#### Work to do:
Copy whichever lines contain the string "JSON".
|---|
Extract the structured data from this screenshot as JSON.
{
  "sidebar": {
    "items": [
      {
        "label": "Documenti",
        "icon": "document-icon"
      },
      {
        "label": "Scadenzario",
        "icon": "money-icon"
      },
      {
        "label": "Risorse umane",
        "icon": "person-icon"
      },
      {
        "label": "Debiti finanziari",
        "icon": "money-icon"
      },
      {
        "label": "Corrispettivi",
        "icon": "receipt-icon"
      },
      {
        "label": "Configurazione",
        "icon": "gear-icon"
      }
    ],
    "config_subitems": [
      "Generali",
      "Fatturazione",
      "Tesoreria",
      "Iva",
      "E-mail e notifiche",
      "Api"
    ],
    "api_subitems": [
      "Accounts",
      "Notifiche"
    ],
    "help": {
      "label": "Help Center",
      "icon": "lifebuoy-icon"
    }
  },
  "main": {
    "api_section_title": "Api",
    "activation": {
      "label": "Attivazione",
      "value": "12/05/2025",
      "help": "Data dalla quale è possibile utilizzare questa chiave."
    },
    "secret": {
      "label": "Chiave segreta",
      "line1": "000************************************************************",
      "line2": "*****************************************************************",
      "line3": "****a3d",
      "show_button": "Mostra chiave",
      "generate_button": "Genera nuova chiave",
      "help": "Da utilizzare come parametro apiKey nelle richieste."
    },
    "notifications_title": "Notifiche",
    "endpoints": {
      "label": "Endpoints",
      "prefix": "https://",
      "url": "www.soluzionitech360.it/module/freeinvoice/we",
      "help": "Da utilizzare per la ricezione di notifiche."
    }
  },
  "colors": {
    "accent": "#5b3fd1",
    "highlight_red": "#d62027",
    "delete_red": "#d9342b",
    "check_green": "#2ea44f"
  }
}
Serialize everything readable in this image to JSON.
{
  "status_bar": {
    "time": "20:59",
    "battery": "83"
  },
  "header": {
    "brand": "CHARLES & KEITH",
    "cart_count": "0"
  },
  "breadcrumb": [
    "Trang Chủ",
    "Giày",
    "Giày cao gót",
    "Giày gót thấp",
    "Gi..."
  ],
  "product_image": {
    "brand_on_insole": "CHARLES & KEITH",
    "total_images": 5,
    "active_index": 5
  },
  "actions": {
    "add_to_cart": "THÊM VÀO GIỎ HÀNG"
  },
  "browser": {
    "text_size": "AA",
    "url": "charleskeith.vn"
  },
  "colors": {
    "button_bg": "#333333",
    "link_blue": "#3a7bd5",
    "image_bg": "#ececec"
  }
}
|---|
#### Expected answer:
Extract the structured data from this screenshot as JSON.
Serialize everything readable in this image to JSON.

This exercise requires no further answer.